> INPUT RECORDS:
════════════════════

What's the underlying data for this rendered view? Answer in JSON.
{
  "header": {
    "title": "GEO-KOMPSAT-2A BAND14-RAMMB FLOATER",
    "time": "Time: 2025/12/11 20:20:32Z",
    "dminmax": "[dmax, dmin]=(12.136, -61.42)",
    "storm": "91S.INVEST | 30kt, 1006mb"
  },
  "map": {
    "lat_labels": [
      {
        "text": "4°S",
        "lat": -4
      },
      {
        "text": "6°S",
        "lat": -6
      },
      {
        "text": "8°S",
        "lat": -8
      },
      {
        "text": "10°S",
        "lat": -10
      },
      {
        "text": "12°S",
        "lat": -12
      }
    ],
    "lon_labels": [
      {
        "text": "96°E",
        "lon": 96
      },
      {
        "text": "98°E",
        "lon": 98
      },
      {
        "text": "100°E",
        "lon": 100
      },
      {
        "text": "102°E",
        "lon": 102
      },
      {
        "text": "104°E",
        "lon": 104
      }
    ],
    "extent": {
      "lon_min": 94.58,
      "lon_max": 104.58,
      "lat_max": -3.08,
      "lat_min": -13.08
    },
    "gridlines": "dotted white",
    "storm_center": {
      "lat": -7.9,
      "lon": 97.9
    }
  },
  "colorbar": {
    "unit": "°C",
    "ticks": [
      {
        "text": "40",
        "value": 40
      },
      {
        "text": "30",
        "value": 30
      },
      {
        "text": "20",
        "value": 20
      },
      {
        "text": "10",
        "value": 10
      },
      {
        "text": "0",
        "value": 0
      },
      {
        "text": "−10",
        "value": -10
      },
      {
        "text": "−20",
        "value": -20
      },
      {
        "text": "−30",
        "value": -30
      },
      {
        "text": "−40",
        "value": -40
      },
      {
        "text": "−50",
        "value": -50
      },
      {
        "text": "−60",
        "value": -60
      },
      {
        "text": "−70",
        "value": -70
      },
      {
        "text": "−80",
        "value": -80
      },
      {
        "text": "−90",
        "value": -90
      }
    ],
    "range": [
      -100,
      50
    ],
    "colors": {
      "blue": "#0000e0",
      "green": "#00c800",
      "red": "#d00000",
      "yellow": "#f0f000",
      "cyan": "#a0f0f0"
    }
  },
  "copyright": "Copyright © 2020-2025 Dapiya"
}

════════════════════

> SHORT EXERCISE: Write out every entry exactly as given.

> EXERCISE ANSWER:
What's the underlying data for this rendered view? Answer in JSON.
{
  "header": {
    "title": "GEO-KOMPSAT-2A BAND14-RAMMB FLOATER",
    "time": "Time: 2025/12/11 20:20:32Z",
    "dminmax": "[dmax, dmin]=(12.136, -61.42)",
    "storm": "91S.INVEST | 30kt, 1006mb"
  },
  "map": {
    "lat_labels": [
      {
        "text": "4°S",
        "lat": -4
      },
      {
        "text": "6°S",
        "lat": -6
      },
      {
        "text": "8°S",
        "lat": -8
      },
      {
        "text": "10°S",
        "lat": -10
      },
      {
        "text": "12°S",
        "lat": -12
      }
    ],
    "lon_labels": [
      {
        "text": "96°E",
        "lon": 96
      },
      {
        "text": "98°E",
        "lon": 98
      },
      {
        "text": "100°E",
        "lon": 100
      },
      {
        "text": "102°E",
        "lon": 102
      },
      {
        "text": "104°E",
        "lon": 104
      }
    ],
    "extent": {
      "lon_min": 94.58,
      "lon_max": 104.58,
      "lat_max": -3.08,
      "lat_min": -13.08
    },
    "gridlines": "dotted white",
    "storm_center": {
      "lat": -7.9,
      "lon": 97.9
    }
  },
  "colorbar": {
    "unit": "°C",
    "ticks": [
      {
        "text": "40",
        "value": 40
      },
      {
        "text": "30",
        "value": 30
      },
      {
        "text": "20",
        "value": 20
      },
      {
        "text": "10",
        "value": 10
      },
      {
        "text": "0",
        "value": 0
      },
      {
        "text": "−10",
        "value": -10
      },
      {
        "text": "−20",
        "value": -20
      },
      {
        "text": "−30",
        "value": -30
      },
      {
        "text": "−40",
        "value": -40
      },
      {
        "text": "−50",
        "value": -50
      },
      {
        "text": "−60",
        "value": -60
      },
      {
        "text": "−70",
        "value": -70
      },
      {
        "text": "−80",
        "value": -80
      },
      {
        "text": "−90",
        "value": -90
      }
    ],
    "range": [
      -100,
      50
    ],
    "colors": {
      "blue": "#0000e0",
      "green": "#00c800",
      "red": "#d00000",
      "yellow": "#f0f000",
      "cyan": "#a0f0f0"
    }
  },
  "copyright": "Copyright © 2020-2025 Dapiya"
}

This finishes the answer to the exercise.